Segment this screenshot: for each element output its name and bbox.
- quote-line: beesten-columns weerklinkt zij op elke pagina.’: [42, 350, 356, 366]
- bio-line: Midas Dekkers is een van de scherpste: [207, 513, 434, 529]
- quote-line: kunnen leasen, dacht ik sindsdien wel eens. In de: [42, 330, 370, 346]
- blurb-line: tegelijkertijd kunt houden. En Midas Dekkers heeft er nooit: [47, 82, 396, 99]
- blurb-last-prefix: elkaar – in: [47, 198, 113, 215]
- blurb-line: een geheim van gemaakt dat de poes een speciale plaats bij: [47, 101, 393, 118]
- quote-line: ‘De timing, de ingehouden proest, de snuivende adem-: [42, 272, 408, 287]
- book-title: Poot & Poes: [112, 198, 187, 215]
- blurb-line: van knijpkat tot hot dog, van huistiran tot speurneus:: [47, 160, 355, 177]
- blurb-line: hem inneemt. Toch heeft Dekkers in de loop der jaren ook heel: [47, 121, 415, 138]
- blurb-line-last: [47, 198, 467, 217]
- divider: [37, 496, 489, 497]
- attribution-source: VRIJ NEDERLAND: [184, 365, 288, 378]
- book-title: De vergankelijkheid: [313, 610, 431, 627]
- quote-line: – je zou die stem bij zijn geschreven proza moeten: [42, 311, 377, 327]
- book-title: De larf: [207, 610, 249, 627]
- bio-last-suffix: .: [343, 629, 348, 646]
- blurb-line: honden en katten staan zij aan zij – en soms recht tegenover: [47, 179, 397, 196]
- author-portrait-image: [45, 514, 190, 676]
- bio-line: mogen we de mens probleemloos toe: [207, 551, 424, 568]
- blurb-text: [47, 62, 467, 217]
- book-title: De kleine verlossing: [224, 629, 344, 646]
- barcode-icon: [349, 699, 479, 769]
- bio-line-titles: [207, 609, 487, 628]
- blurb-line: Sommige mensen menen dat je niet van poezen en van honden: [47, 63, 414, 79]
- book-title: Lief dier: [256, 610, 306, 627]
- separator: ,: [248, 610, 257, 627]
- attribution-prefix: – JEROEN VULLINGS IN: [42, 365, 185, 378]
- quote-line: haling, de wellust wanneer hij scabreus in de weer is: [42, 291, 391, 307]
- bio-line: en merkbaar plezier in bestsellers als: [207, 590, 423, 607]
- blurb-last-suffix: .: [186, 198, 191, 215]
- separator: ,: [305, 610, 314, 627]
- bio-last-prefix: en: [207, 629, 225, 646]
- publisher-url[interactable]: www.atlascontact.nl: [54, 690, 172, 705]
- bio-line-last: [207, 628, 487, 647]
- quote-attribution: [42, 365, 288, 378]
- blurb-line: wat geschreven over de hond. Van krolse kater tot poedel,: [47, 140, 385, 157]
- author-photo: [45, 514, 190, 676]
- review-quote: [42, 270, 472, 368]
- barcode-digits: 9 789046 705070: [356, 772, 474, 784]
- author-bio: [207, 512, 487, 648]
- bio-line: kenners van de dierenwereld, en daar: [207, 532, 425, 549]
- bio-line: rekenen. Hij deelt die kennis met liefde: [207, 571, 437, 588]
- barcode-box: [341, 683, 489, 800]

------------------------

Your objective: Rewrite the material above as a JSON list of strings, with one string for each line and no blank lines.

Right answer:
[
  "Segment this screenshot: for each element output its name and bbox.",
  "- quote-line: beesten-columns weerklinkt zij op elke pagina.’: [42, 350, 356, 366]",
  "- bio-line: Midas Dekkers is een van de scherpste: [207, 513, 434, 529]",
  "- quote-line: kunnen leasen, dacht ik sindsdien wel eens. In de: [42, 330, 370, 346]",
  "- blurb-line: tegelijkertijd kunt houden. En Midas Dekkers heeft er nooit: [47, 82, 396, 99]",
  "- blurb-last-prefix: elkaar – in: [47, 198, 113, 215]",
  "- blurb-line: een geheim van gemaakt dat de poes een speciale plaats bij: [47, 101, 393, 118]",
  "- quote-line: ‘De timing, de ingehouden proest, de snuivende adem-: [42, 272, 408, 287]",
  "- book-title: Poot & Poes: [112, 198, 187, 215]",
  "- blurb-line: van knijpkat tot hot dog, van huistiran tot speurneus:: [47, 160, 355, 177]",
  "- blurb-line: hem inneemt. Toch heeft Dekkers in de loop der jaren ook heel: [47, 121, 415, 138]",
  "- blurb-line-last: [47, 198, 467, 217]",
  "- divider: [37, 496, 489, 497]",
  "- attribution-source: VRIJ NEDERLAND: [184, 365, 288, 378]",
  "- book-title: De vergankelijkheid: [313, 610, 431, 627]",
  "- quote-line: – je zou die stem bij zijn geschreven proza moeten: [42, 311, 377, 327]",
  "- book-title: De larf: [207, 610, 249, 627]",
  "- bio-last-suffix: .: [343, 629, 348, 646]",
  "- blurb-line: honden en katten staan zij aan zij – en soms recht tegenover: [47, 179, 397, 196]",
  "- author-portrait-image: [45, 514, 190, 676]",
  "- bio-line: mogen we de mens probleemloos toe: [207, 551, 424, 568]",
  "- blurb-text: [47, 62, 467, 217]",
  "- book-title: De kleine verlossing: [224, 629, 344, 646]",
  "- barcode-icon: [349, 699, 479, 769]",
  "- bio-line-titles: [207, 609, 487, 628]",
  "- blurb-line: Sommige mensen menen dat je niet van poezen en van honden: [47, 63, 414, 79]",
  "- book-title: Lief dier: [256, 610, 306, 627]",
  "- separator: ,: [248, 610, 257, 627]",
  "- attribution-prefix: – JEROEN VULLINGS IN: [42, 365, 185, 378]",
  "- quote-line: haling, de wellust wanneer hij scabreus in de weer is: [42, 291, 391, 307]",
  "- bio-line: en merkbaar plezier in bestsellers als: [207, 590, 423, 607]",
  "- blurb-last-suffix: .: [186, 198, 191, 215]",
  "- separator: ,: [305, 610, 314, 627]",
  "- bio-last-prefix: en: [207, 629, 225, 646]",
  "- publisher-url[interactable]: www.atlascontact.nl: [54, 690, 172, 705]",
  "- bio-line-last: [207, 628, 487, 647]",
  "- quote-attribution: [42, 365, 288, 378]",
  "- blurb-line: wat geschreven over de hond. Van krolse kater tot poedel,: [47, 140, 385, 157]",
  "- author-photo: [45, 514, 190, 676]",
  "- review-quote: [42, 270, 472, 368]",
  "- barcode-digits: 9 789046 705070: [356, 772, 474, 784]",
  "- author-bio: [207, 512, 487, 648]",
  "- bio-line: kenners van de dierenwereld, en daar: [207, 532, 425, 549]",
  "- bio-line: rekenen. Hij deelt die kennis met liefde: [207, 571, 437, 588]",
  "- barcode-box: [341, 683, 489, 800]"
]